_Supplied data_
"""

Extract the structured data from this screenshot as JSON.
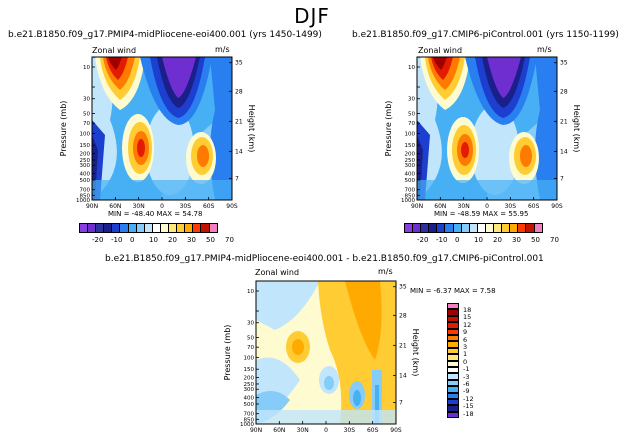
{
  "figure_title": "DJF",
  "colors": {
    "scale": [
      "#8a3de0",
      "#6f2fd0",
      "#2f2fa0",
      "#1a1f8a",
      "#1c3fd0",
      "#2a7ff0",
      "#47b0f5",
      "#86ccf8",
      "#c1e6fb",
      "#ffffff",
      "#fffbd0",
      "#ffe97a",
      "#ffcc33",
      "#ffaa00",
      "#ff7a00",
      "#ff3c00",
      "#e31b00",
      "#c41200",
      "#a00000",
      "#f080c0"
    ]
  },
  "chart_data": [
    {
      "type": "heatmap",
      "title": "b.e21.B1850.f09_g17.PMIP4-midPliocene-eoi400.001 (yrs 1450-1499)",
      "field_label": "Zonal wind",
      "units": "m/s",
      "ylabel": "Pressure (mb)",
      "ylabel_right": "Height (km)",
      "x_ticks": [
        "90N",
        "60N",
        "30N",
        "0",
        "30S",
        "60S",
        "90S"
      ],
      "y_ticks": [
        "10",
        "20",
        "30",
        "50",
        "70",
        "100",
        "150",
        "200",
        "250",
        "300",
        "400",
        "500",
        "700",
        "850",
        "1000"
      ],
      "y_right_ticks": [
        "35",
        "28",
        "21",
        "14",
        "7"
      ],
      "stats": "MIN = -48.40    MAX = 54.78",
      "colorbar_labels": [
        "-20",
        "-10",
        "0",
        "10",
        "20",
        "30",
        "50",
        "70"
      ]
    },
    {
      "type": "heatmap",
      "title": "b.e21.B1850.f09_g17.CMIP6-piControl.001 (yrs 1150-1199)",
      "field_label": "Zonal wind",
      "units": "m/s",
      "ylabel": "Pressure (mb)",
      "ylabel_right": "Height (km)",
      "x_ticks": [
        "90N",
        "60N",
        "30N",
        "0",
        "30S",
        "60S",
        "90S"
      ],
      "y_ticks": [
        "10",
        "20",
        "30",
        "50",
        "70",
        "100",
        "150",
        "200",
        "250",
        "300",
        "400",
        "500",
        "700",
        "850",
        "1000"
      ],
      "y_right_ticks": [
        "35",
        "28",
        "21",
        "14",
        "7"
      ],
      "stats": "MIN = -48.59    MAX = 55.95",
      "colorbar_labels": [
        "-20",
        "-10",
        "0",
        "10",
        "20",
        "30",
        "50",
        "70"
      ]
    },
    {
      "type": "heatmap",
      "title": "b.e21.B1850.f09_g17.PMIP4-midPliocene-eoi400.001  -  b.e21.B1850.f09_g17.CMIP6-piControl.001",
      "field_label": "Zonal wind",
      "units": "m/s",
      "ylabel": "Pressure (mb)",
      "ylabel_right": "Height (km)",
      "x_ticks": [
        "90N",
        "60N",
        "30N",
        "0",
        "30S",
        "60S",
        "90S"
      ],
      "y_ticks": [
        "10",
        "20",
        "30",
        "50",
        "70",
        "100",
        "150",
        "200",
        "250",
        "300",
        "400",
        "500",
        "700",
        "850",
        "1000"
      ],
      "y_right_ticks": [
        "35",
        "28",
        "21",
        "14",
        "7"
      ],
      "stats": "MIN =   -6.37    MAX =    7.58",
      "colorbar_labels": [
        "18",
        "15",
        "12",
        "9",
        "6",
        "3",
        "1",
        "0",
        "-1",
        "-3",
        "-6",
        "-9",
        "-12",
        "-15",
        "-18"
      ]
    }
  ]
}
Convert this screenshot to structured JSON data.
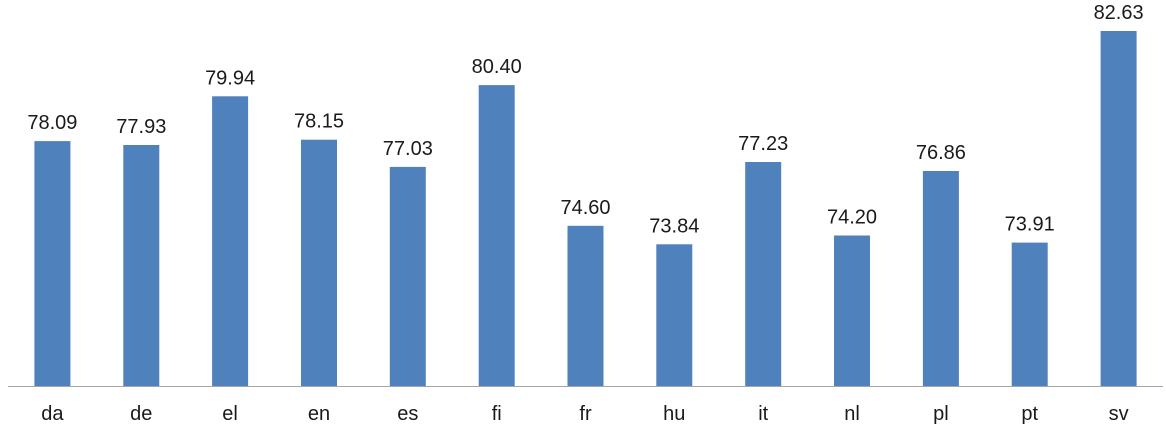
{
  "chart_data": {
    "type": "bar",
    "categories": [
      "da",
      "de",
      "el",
      "en",
      "es",
      "fi",
      "fr",
      "hu",
      "it",
      "nl",
      "pl",
      "pt",
      "sv"
    ],
    "series": [
      {
        "values": [
          78.09,
          77.93,
          79.94,
          78.15,
          77.03,
          80.4,
          74.6,
          73.84,
          77.23,
          74.2,
          76.86,
          73.91,
          82.63
        ],
        "labels": [
          "78.09",
          "77.93",
          "79.94",
          "78.15",
          "77.03",
          "80.40",
          "74.60",
          "73.84",
          "77.23",
          "74.20",
          "76.86",
          "73.91",
          "82.63"
        ]
      }
    ],
    "ylim": [
      68,
      83
    ],
    "grid": false,
    "colors": {
      "bar": "#4f81bd",
      "axis": "#a6a6a6",
      "text": "#1a1a1a"
    }
  }
}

"""

_Exercise details_
Exclude all pictures and reproduce verbatim the lines running from the line that contains "Convert this screenshot" to the end of the data above, both ends included.

_The response_
Convert this screenshot to structured JSON data.
{
  "chart_data": {
    "type": "bar",
    "categories": [
      "da",
      "de",
      "el",
      "en",
      "es",
      "fi",
      "fr",
      "hu",
      "it",
      "nl",
      "pl",
      "pt",
      "sv"
    ],
    "series": [
      {
        "values": [
          78.09,
          77.93,
          79.94,
          78.15,
          77.03,
          80.4,
          74.6,
          73.84,
          77.23,
          74.2,
          76.86,
          73.91,
          82.63
        ],
        "labels": [
          "78.09",
          "77.93",
          "79.94",
          "78.15",
          "77.03",
          "80.40",
          "74.60",
          "73.84",
          "77.23",
          "74.20",
          "76.86",
          "73.91",
          "82.63"
        ]
      }
    ],
    "ylim": [
      68,
      83
    ],
    "grid": false,
    "colors": {
      "bar": "#4f81bd",
      "axis": "#a6a6a6",
      "text": "#1a1a1a"
    }
  }
}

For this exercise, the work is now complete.